**WHAT IS EXPECTED:** Each record is to be printed again precisely as it reads.

**INFORMATION GIVEN:**
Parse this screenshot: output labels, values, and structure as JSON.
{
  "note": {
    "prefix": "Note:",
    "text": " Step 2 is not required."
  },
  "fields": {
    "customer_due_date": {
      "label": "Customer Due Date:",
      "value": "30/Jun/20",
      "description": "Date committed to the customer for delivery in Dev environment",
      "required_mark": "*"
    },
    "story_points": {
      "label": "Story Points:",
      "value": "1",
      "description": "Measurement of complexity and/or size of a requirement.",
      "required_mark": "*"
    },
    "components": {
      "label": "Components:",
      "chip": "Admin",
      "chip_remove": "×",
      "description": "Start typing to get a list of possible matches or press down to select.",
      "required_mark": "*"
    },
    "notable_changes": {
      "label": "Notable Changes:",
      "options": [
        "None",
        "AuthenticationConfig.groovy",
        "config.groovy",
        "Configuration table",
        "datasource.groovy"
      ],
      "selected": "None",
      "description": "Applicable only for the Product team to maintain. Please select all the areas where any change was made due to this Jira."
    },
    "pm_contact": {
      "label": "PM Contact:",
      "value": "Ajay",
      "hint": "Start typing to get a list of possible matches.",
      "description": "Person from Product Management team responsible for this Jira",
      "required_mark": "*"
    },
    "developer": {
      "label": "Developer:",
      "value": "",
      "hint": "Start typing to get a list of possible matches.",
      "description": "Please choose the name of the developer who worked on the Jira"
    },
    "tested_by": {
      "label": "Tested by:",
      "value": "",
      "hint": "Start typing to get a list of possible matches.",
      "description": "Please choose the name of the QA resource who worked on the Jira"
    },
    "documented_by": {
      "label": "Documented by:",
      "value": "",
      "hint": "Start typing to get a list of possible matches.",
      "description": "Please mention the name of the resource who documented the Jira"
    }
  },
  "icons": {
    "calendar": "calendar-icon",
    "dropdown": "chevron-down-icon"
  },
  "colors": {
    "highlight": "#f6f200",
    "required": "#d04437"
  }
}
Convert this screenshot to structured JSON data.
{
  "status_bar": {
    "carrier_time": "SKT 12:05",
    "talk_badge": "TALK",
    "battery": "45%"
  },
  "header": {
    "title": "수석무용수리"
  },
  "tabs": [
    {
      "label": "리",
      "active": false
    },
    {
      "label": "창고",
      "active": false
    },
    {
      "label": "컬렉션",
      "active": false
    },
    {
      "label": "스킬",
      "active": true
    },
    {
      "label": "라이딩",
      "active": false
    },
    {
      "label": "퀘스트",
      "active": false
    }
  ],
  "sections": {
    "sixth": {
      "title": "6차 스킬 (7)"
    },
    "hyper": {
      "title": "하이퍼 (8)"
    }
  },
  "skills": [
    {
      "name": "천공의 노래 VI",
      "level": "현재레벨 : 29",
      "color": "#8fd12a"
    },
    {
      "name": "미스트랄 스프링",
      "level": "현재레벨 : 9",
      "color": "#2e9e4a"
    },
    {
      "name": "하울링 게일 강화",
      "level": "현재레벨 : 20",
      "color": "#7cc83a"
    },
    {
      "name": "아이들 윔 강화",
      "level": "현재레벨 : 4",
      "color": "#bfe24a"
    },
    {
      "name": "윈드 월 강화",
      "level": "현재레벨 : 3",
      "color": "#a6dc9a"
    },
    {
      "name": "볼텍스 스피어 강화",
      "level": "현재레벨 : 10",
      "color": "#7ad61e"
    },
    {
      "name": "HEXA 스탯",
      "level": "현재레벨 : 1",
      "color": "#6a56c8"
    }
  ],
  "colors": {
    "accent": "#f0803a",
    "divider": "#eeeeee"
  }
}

**RESULT FOR THIS EXERCISE:**
Parse this screenshot: output labels, values, and structure as JSON.
{
  "note": {
    "prefix": "Note:",
    "text": " Step 2 is not required."
  },
  "fields": {
    "customer_due_date": {
      "label": "Customer Due Date:",
      "value": "30/Jun/20",
      "description": "Date committed to the customer for delivery in Dev environment",
      "required_mark": "*"
    },
    "story_points": {
      "label": "Story Points:",
      "value": "1",
      "description": "Measurement of complexity and/or size of a requirement.",
      "required_mark": "*"
    },
    "components": {
      "label": "Components:",
      "chip": "Admin",
      "chip_remove": "×",
      "description": "Start typing to get a list of possible matches or press down to select.",
      "required_mark": "*"
    },
    "notable_changes": {
      "label": "Notable Changes:",
      "options": [
        "None",
        "AuthenticationConfig.groovy",
        "config.groovy",
        "Configuration table",
        "datasource.groovy"
      ],
      "selected": "None",
      "description": "Applicable only for the Product team to maintain. Please select all the areas where any change was made due to this Jira."
    },
    "pm_contact": {
      "label": "PM Contact:",
      "value": "Ajay",
      "hint": "Start typing to get a list of possible matches.",
      "description": "Person from Product Management team responsible for this Jira",
      "required_mark": "*"
    },
    "developer": {
      "label": "Developer:",
      "value": "",
      "hint": "Start typing to get a list of possible matches.",
      "description": "Please choose the name of the developer who worked on the Jira"
    },
    "tested_by": {
      "label": "Tested by:",
      "value": "",
      "hint": "Start typing to get a list of possible matches.",
      "description": "Please choose the name of the QA resource who worked on the Jira"
    },
    "documented_by": {
      "label": "Documented by:",
      "value": "",
      "hint": "Start typing to get a list of possible matches.",
      "description": "Please mention the name of the resource who documented the Jira"
    }
  },
  "icons": {
    "calendar": "calendar-icon",
    "dropdown": "chevron-down-icon"
  },
  "colors": {
    "highlight": "#f6f200",
    "required": "#d04437"
  }
}
Convert this screenshot to structured JSON data.
{
  "status_bar": {
    "carrier_time": "SKT 12:05",
    "talk_badge": "TALK",
    "battery": "45%"
  },
  "header": {
    "title": "수석무용수리"
  },
  "tabs": [
    {
      "label": "리",
      "active": false
    },
    {
      "label": "창고",
      "active": false
    },
    {
      "label": "컬렉션",
      "active": false
    },
    {
      "label": "스킬",
      "active": true
    },
    {
      "label": "라이딩",
      "active": false
    },
    {
      "label": "퀘스트",
      "active": false
    }
  ],
  "sections": {
    "sixth": {
      "title": "6차 스킬 (7)"
    },
    "hyper": {
      "title": "하이퍼 (8)"
    }
  },
  "skills": [
    {
      "name": "천공의 노래 VI",
      "level": "현재레벨 : 29",
      "color": "#8fd12a"
    },
    {
      "name": "미스트랄 스프링",
      "level": "현재레벨 : 9",
      "color": "#2e9e4a"
    },
    {
      "name": "하울링 게일 강화",
      "level": "현재레벨 : 20",
      "color": "#7cc83a"
    },
    {
      "name": "아이들 윔 강화",
      "level": "현재레벨 : 4",
      "color": "#bfe24a"
    },
    {
      "name": "윈드 월 강화",
      "level": "현재레벨 : 3",
      "color": "#a6dc9a"
    },
    {
      "name": "볼텍스 스피어 강화",
      "level": "현재레벨 : 10",
      "color": "#7ad61e"
    },
    {
      "name": "HEXA 스탯",
      "level": "현재레벨 : 1",
      "color": "#6a56c8"
    }
  ],
  "colors": {
    "accent": "#f0803a",
    "divider": "#eeeeee"
  }
}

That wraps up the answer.